Dataset entries>
* * * * *
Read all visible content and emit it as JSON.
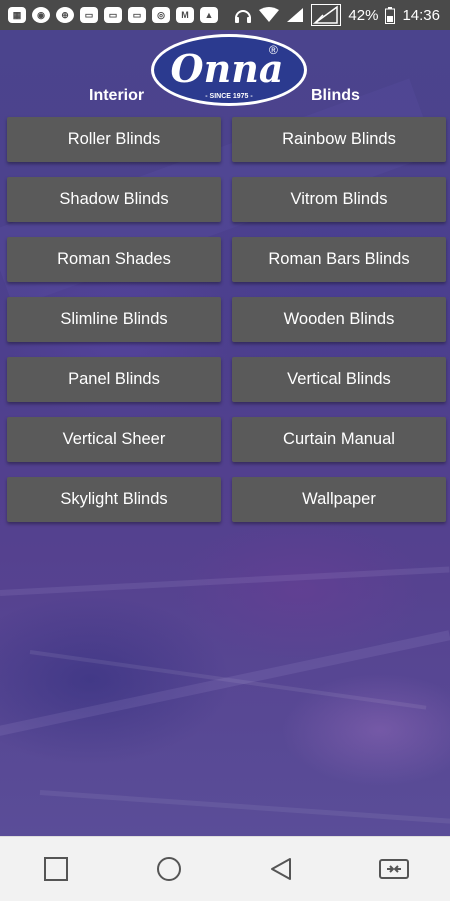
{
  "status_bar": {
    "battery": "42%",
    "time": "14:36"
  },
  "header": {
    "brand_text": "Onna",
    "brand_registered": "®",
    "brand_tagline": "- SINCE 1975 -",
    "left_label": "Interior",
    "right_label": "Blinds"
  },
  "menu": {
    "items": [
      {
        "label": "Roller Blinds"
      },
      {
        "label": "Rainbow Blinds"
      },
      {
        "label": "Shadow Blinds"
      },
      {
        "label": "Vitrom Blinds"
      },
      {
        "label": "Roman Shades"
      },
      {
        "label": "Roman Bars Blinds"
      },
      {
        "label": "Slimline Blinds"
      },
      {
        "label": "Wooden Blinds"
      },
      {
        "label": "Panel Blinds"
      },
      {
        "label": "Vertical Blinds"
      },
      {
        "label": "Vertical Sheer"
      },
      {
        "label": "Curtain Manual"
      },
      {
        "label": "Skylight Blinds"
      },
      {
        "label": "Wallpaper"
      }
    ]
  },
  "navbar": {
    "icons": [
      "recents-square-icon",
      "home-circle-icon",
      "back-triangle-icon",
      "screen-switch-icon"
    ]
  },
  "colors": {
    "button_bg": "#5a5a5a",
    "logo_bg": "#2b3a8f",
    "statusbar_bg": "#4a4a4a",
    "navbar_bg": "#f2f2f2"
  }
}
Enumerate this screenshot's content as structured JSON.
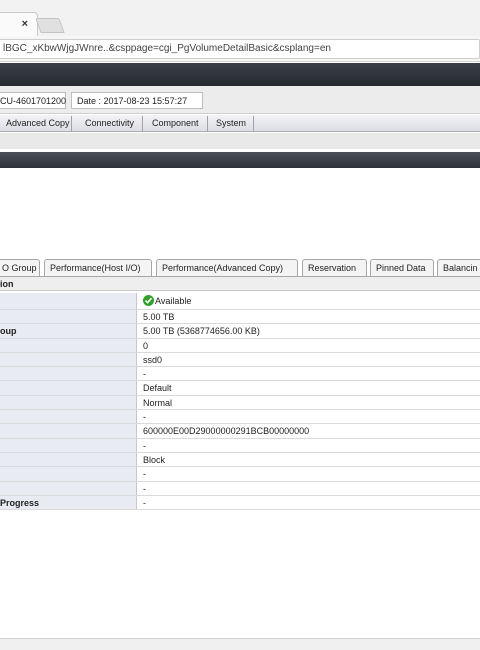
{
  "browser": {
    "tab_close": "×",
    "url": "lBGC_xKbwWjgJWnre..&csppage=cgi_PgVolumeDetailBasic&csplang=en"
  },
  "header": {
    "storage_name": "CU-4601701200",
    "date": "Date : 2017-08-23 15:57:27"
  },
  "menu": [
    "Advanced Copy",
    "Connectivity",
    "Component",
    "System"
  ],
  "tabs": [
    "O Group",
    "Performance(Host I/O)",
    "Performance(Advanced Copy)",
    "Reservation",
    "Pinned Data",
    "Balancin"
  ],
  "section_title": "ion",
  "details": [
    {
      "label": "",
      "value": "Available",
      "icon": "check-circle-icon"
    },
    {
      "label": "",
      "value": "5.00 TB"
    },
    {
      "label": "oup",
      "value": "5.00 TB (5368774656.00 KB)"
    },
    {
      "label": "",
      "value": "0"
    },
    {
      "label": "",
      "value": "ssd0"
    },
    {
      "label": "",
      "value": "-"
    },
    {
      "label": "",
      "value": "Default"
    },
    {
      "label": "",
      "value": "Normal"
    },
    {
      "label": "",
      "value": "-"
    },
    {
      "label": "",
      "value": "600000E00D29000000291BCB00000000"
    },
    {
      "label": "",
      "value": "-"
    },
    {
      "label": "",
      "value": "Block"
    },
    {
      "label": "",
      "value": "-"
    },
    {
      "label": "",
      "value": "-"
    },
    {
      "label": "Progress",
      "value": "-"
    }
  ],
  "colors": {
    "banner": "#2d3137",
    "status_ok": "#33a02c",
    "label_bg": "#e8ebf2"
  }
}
* * * * *
Exercise>
Drop the images and repeat the data exactly.

Solution for this exercise>
Read all visible content and emit it as JSON.
{
  "status_bar": {
    "battery": "42%",
    "time": "14:36"
  },
  "header": {
    "brand_text": "Onna",
    "brand_registered": "®",
    "brand_tagline": "- SINCE 1975 -",
    "left_label": "Interior",
    "right_label": "Blinds"
  },
  "menu": {
    "items": [
      {
        "label": "Roller Blinds"
      },
      {
        "label": "Rainbow Blinds"
      },
      {
        "label": "Shadow Blinds"
      },
      {
        "label": "Vitrom Blinds"
      },
      {
        "label": "Roman Shades"
      },
      {
        "label": "Roman Bars Blinds"
      },
      {
        "label": "Slimline Blinds"
      },
      {
        "label": "Wooden Blinds"
      },
      {
        "label": "Panel Blinds"
      },
      {
        "label": "Vertical Blinds"
      },
      {
        "label": "Vertical Sheer"
      },
      {
        "label": "Curtain Manual"
      },
      {
        "label": "Skylight Blinds"
      },
      {
        "label": "Wallpaper"
      }
    ]
  },
  "navbar": {
    "icons": [
      "recents-square-icon",
      "home-circle-icon",
      "back-triangle-icon",
      "screen-switch-icon"
    ]
  },
  "colors": {
    "button_bg": "#5a5a5a",
    "logo_bg": "#2b3a8f",
    "statusbar_bg": "#4a4a4a",
    "navbar_bg": "#f2f2f2"
  }
}
Enumerate this screenshot's content as structured JSON.
{
  "browser": {
    "tab_close": "×",
    "url": "lBGC_xKbwWjgJWnre..&csppage=cgi_PgVolumeDetailBasic&csplang=en"
  },
  "header": {
    "storage_name": "CU-4601701200",
    "date": "Date : 2017-08-23 15:57:27"
  },
  "menu": [
    "Advanced Copy",
    "Connectivity",
    "Component",
    "System"
  ],
  "tabs": [
    "O Group",
    "Performance(Host I/O)",
    "Performance(Advanced Copy)",
    "Reservation",
    "Pinned Data",
    "Balancin"
  ],
  "section_title": "ion",
  "details": [
    {
      "label": "",
      "value": "Available",
      "icon": "check-circle-icon"
    },
    {
      "label": "",
      "value": "5.00 TB"
    },
    {
      "label": "oup",
      "value": "5.00 TB (5368774656.00 KB)"
    },
    {
      "label": "",
      "value": "0"
    },
    {
      "label": "",
      "value": "ssd0"
    },
    {
      "label": "",
      "value": "-"
    },
    {
      "label": "",
      "value": "Default"
    },
    {
      "label": "",
      "value": "Normal"
    },
    {
      "label": "",
      "value": "-"
    },
    {
      "label": "",
      "value": "600000E00D29000000291BCB00000000"
    },
    {
      "label": "",
      "value": "-"
    },
    {
      "label": "",
      "value": "Block"
    },
    {
      "label": "",
      "value": "-"
    },
    {
      "label": "",
      "value": "-"
    },
    {
      "label": "Progress",
      "value": "-"
    }
  ],
  "colors": {
    "banner": "#2d3137",
    "status_ok": "#33a02c",
    "label_bg": "#e8ebf2"
  }
}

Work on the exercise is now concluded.